• _WRITTEN INSTRUCTION_
Retype all of the data below line for line, without changing a single character.

**** GIVEN DATA

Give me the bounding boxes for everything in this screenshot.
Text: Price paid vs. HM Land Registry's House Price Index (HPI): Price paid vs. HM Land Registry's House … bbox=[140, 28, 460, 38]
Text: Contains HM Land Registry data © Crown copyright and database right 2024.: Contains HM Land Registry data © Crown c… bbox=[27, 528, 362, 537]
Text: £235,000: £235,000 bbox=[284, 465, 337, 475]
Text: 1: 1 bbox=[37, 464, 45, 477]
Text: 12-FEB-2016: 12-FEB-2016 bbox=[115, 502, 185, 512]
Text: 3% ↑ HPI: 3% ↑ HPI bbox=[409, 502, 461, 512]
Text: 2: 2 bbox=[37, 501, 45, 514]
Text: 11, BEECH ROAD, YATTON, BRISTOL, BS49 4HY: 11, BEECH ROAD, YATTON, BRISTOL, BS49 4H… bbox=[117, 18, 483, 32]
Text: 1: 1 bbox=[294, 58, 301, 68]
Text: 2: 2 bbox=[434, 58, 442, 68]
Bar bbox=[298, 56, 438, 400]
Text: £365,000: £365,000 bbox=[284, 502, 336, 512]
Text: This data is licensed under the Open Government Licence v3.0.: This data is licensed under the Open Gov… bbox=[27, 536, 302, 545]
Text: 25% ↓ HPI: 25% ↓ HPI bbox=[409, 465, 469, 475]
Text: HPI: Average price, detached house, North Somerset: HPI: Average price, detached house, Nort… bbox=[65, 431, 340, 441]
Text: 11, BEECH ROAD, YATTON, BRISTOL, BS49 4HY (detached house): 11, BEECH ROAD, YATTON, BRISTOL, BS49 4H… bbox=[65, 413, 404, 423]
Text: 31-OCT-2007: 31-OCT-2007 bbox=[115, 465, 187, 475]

********

• _OUTPUT_
Give me the bounding boxes for everything in this screenshot.
Text: Price paid vs. HM Land Registry's House Price Index (HPI): Price paid vs. HM Land Registry's House … bbox=[140, 28, 460, 38]
Text: Contains HM Land Registry data © Crown copyright and database right 2024.: Contains HM Land Registry data © Crown c… bbox=[27, 528, 362, 537]
Text: £235,000: £235,000 bbox=[284, 465, 337, 475]
Text: 1: 1 bbox=[37, 464, 45, 477]
Text: 12-FEB-2016: 12-FEB-2016 bbox=[115, 502, 185, 512]
Text: 3% ↑ HPI: 3% ↑ HPI bbox=[409, 502, 461, 512]
Text: 2: 2 bbox=[37, 501, 45, 514]
Text: 11, BEECH ROAD, YATTON, BRISTOL, BS49 4HY: 11, BEECH ROAD, YATTON, BRISTOL, BS49 4H… bbox=[117, 18, 483, 32]
Text: 1: 1 bbox=[294, 58, 301, 68]
Text: 2: 2 bbox=[434, 58, 442, 68]
Bar bbox=[298, 56, 438, 400]
Text: £365,000: £365,000 bbox=[284, 502, 336, 512]
Text: This data is licensed under the Open Government Licence v3.0.: This data is licensed under the Open Gov… bbox=[27, 536, 302, 545]
Text: 25% ↓ HPI: 25% ↓ HPI bbox=[409, 465, 469, 475]
Text: HPI: Average price, detached house, North Somerset: HPI: Average price, detached house, Nort… bbox=[65, 431, 340, 441]
Text: 11, BEECH ROAD, YATTON, BRISTOL, BS49 4HY (detached house): 11, BEECH ROAD, YATTON, BRISTOL, BS49 4H… bbox=[65, 413, 404, 423]
Text: 31-OCT-2007: 31-OCT-2007 bbox=[115, 465, 187, 475]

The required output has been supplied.